- The task
In this exercise, reproduce all the entries that follow exactly.

- Information provided
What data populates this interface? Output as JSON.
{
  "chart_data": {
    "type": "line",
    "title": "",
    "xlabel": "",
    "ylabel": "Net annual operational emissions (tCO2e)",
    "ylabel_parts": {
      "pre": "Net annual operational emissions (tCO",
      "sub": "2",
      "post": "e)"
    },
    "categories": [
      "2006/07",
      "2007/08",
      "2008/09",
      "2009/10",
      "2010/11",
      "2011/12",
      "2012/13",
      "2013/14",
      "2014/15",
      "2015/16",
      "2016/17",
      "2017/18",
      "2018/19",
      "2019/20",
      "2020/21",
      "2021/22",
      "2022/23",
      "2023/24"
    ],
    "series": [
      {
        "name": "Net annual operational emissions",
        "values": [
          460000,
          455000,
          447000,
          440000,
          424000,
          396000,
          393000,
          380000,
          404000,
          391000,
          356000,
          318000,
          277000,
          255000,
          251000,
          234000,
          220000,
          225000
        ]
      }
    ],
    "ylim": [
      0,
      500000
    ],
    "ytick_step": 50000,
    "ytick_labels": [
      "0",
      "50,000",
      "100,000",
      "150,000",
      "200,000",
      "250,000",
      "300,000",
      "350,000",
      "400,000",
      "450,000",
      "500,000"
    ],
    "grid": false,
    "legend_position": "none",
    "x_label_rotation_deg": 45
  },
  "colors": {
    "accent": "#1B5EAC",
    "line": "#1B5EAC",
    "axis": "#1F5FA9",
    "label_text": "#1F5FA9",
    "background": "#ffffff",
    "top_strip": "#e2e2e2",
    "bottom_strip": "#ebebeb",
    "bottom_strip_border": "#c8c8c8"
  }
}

- In response
What data populates this interface? Output as JSON.
{
  "chart_data": {
    "type": "line",
    "title": "",
    "xlabel": "",
    "ylabel": "Net annual operational emissions (tCO2e)",
    "ylabel_parts": {
      "pre": "Net annual operational emissions (tCO",
      "sub": "2",
      "post": "e)"
    },
    "categories": [
      "2006/07",
      "2007/08",
      "2008/09",
      "2009/10",
      "2010/11",
      "2011/12",
      "2012/13",
      "2013/14",
      "2014/15",
      "2015/16",
      "2016/17",
      "2017/18",
      "2018/19",
      "2019/20",
      "2020/21",
      "2021/22",
      "2022/23",
      "2023/24"
    ],
    "series": [
      {
        "name": "Net annual operational emissions",
        "values": [
          460000,
          455000,
          447000,
          440000,
          424000,
          396000,
          393000,
          380000,
          404000,
          391000,
          356000,
          318000,
          277000,
          255000,
          251000,
          234000,
          220000,
          225000
        ]
      }
    ],
    "ylim": [
      0,
      500000
    ],
    "ytick_step": 50000,
    "ytick_labels": [
      "0",
      "50,000",
      "100,000",
      "150,000",
      "200,000",
      "250,000",
      "300,000",
      "350,000",
      "400,000",
      "450,000",
      "500,000"
    ],
    "grid": false,
    "legend_position": "none",
    "x_label_rotation_deg": 45
  },
  "colors": {
    "accent": "#1B5EAC",
    "line": "#1B5EAC",
    "axis": "#1F5FA9",
    "label_text": "#1F5FA9",
    "background": "#ffffff",
    "top_strip": "#e2e2e2",
    "bottom_strip": "#ebebeb",
    "bottom_strip_border": "#c8c8c8"
  }
}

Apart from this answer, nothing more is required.